(Records excerpted from a collection)
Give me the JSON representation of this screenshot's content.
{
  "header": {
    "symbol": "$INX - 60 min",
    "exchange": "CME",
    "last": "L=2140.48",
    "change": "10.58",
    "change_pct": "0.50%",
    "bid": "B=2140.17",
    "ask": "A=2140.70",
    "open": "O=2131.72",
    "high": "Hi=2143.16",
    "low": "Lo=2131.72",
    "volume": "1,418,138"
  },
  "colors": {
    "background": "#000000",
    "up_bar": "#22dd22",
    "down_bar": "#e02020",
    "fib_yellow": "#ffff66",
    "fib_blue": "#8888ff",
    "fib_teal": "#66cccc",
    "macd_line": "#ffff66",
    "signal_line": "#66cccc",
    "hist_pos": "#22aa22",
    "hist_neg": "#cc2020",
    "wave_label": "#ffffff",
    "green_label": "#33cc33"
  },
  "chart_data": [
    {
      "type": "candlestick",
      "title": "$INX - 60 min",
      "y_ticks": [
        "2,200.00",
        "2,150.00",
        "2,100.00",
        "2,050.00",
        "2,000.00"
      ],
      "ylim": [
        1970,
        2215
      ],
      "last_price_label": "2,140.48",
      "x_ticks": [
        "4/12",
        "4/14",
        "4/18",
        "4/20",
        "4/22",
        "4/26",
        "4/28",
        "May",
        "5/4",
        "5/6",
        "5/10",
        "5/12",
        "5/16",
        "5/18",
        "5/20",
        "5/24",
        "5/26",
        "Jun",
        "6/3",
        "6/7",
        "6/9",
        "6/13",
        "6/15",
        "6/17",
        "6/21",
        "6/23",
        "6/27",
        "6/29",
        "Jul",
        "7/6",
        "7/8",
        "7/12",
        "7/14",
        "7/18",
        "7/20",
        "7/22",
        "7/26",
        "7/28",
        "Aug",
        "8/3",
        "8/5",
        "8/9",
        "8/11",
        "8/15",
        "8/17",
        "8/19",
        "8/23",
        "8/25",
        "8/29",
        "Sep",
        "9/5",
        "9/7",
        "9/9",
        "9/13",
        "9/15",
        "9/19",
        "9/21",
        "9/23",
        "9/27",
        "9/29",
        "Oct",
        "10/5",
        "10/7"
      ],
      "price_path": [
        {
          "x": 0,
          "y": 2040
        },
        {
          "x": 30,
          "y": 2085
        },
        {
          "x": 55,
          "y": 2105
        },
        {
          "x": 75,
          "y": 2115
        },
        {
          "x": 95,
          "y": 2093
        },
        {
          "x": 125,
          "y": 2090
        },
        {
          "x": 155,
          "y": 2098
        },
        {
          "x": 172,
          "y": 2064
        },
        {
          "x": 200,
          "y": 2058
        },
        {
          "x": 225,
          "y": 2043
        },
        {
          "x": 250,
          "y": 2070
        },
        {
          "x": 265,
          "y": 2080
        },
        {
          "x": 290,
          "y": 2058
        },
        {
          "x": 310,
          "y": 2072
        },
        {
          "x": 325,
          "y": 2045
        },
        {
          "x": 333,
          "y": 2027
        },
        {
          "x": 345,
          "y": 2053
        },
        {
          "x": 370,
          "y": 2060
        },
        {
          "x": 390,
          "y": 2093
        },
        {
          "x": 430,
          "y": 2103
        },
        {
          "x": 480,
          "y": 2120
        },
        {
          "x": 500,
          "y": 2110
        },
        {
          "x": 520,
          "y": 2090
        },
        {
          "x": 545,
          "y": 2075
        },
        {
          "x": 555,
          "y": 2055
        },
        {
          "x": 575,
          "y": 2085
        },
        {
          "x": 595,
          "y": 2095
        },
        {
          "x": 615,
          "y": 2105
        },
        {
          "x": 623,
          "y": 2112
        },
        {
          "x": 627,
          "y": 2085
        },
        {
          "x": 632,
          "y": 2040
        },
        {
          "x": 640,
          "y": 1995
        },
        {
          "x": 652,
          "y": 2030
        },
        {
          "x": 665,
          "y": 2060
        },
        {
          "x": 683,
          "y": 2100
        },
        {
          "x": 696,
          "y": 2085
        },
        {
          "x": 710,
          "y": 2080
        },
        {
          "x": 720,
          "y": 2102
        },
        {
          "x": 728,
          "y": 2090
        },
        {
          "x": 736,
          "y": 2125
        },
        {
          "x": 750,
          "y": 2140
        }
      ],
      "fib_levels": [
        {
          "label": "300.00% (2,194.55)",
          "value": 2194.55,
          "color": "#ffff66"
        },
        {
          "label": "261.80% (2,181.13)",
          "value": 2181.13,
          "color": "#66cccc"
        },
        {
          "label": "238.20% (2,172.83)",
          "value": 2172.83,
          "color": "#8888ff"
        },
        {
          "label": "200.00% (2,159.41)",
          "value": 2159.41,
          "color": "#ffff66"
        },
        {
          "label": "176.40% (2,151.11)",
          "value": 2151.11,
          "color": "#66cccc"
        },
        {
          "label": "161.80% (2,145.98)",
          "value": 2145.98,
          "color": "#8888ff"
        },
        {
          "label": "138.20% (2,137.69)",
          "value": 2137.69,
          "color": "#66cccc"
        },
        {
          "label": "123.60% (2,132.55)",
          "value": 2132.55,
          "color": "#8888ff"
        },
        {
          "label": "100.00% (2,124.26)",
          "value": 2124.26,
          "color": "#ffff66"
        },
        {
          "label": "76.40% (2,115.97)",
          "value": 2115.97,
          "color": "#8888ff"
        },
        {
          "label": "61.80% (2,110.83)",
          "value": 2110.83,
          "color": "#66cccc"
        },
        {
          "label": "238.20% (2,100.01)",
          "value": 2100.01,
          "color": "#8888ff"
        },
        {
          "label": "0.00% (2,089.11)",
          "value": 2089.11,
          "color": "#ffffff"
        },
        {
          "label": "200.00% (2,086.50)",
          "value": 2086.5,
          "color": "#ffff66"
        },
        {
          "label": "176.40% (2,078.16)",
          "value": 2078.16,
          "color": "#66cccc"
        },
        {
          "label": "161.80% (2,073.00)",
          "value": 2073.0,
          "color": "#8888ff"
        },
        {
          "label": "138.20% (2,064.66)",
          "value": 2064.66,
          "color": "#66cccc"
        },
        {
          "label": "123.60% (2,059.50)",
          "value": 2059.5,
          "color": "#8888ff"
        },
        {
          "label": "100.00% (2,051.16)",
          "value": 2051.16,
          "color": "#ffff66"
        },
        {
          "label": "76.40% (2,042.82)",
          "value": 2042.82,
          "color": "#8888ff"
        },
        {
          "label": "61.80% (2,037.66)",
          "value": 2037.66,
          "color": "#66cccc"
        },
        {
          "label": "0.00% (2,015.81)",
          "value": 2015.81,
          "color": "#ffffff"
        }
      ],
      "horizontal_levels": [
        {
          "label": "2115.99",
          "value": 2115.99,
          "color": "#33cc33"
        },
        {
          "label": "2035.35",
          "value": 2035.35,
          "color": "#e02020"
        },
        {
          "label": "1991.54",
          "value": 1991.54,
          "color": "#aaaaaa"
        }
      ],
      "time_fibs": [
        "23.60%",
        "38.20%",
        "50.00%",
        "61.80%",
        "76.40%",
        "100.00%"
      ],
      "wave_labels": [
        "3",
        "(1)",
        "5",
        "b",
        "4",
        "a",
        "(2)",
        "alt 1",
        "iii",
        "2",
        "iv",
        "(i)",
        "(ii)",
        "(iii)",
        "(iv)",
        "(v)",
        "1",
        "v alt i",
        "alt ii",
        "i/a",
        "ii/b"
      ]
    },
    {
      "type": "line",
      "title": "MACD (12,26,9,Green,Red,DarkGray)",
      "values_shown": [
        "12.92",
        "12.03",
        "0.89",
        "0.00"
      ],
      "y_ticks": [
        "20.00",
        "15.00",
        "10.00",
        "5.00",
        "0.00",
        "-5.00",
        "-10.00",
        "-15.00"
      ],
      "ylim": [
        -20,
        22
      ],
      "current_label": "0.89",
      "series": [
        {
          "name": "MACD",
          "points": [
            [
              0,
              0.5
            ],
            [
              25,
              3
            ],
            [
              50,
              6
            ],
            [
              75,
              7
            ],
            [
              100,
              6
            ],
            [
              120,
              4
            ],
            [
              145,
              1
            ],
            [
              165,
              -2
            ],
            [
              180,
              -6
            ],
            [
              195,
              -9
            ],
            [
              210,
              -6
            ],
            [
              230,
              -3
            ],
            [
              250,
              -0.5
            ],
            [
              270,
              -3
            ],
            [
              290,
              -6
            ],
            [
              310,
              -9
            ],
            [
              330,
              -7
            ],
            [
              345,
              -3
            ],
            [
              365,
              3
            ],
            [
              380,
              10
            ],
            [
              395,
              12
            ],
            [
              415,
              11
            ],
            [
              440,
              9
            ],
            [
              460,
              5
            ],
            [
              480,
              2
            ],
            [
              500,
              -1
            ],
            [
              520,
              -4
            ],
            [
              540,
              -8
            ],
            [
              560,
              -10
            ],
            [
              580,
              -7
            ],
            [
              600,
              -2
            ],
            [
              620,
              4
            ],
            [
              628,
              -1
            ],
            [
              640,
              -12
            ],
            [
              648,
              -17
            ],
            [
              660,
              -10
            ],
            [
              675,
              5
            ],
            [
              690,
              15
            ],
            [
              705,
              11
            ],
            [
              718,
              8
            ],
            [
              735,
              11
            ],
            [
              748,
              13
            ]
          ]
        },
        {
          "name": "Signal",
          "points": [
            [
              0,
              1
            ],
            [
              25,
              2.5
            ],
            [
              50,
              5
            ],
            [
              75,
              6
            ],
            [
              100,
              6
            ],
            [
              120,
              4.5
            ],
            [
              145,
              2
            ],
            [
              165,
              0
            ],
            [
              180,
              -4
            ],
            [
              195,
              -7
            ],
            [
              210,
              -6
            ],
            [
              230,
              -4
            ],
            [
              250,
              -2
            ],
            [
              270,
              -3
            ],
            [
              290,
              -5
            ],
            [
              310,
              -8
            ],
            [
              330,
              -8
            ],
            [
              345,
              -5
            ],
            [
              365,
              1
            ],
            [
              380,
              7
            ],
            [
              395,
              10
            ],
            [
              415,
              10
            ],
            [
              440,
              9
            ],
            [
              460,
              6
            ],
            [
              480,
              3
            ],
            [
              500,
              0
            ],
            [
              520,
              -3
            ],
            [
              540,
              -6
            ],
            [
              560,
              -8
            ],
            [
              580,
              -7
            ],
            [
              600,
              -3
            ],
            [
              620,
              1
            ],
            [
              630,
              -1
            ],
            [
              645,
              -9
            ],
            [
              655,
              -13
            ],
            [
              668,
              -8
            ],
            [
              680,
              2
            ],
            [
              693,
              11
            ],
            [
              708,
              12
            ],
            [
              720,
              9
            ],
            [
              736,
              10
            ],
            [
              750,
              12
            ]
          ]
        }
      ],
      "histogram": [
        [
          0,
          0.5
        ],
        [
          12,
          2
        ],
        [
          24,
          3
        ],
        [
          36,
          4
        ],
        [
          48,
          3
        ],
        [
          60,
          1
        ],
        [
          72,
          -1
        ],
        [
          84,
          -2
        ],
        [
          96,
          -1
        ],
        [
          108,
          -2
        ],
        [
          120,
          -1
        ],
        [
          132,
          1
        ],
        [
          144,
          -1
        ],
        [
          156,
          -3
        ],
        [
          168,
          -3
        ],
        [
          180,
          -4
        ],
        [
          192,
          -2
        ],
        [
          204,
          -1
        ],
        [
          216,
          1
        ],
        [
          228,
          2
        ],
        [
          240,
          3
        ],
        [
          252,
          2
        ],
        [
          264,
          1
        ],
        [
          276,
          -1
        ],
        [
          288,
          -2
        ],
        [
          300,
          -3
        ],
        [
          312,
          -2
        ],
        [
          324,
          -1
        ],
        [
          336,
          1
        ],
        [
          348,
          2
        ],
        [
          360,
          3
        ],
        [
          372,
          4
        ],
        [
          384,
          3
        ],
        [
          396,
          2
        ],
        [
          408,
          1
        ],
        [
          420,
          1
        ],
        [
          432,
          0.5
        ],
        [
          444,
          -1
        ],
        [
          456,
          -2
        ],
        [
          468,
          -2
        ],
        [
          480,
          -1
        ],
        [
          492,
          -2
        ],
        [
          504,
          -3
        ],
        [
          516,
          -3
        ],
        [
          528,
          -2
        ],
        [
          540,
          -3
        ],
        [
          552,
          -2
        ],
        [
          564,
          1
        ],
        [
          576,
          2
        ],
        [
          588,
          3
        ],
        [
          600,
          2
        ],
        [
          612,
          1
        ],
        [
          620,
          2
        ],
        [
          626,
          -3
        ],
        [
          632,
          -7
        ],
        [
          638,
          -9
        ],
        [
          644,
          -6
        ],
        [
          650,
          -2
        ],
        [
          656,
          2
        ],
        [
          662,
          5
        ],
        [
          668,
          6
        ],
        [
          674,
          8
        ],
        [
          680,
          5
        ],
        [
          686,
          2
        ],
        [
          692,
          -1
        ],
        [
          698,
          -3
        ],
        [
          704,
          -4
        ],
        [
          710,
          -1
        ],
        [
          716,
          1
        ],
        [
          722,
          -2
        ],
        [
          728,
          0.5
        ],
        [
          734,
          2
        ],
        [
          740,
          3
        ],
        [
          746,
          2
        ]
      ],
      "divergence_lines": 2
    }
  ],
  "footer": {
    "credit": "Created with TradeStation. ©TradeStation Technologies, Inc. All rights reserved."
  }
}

= JOB =
Make a copy of each line that contains the string "title".

= TASK ANSWER =
      "title": "$INX - 60 min",
      "title": "MACD (12,26,9,Green,Red,DarkGray)",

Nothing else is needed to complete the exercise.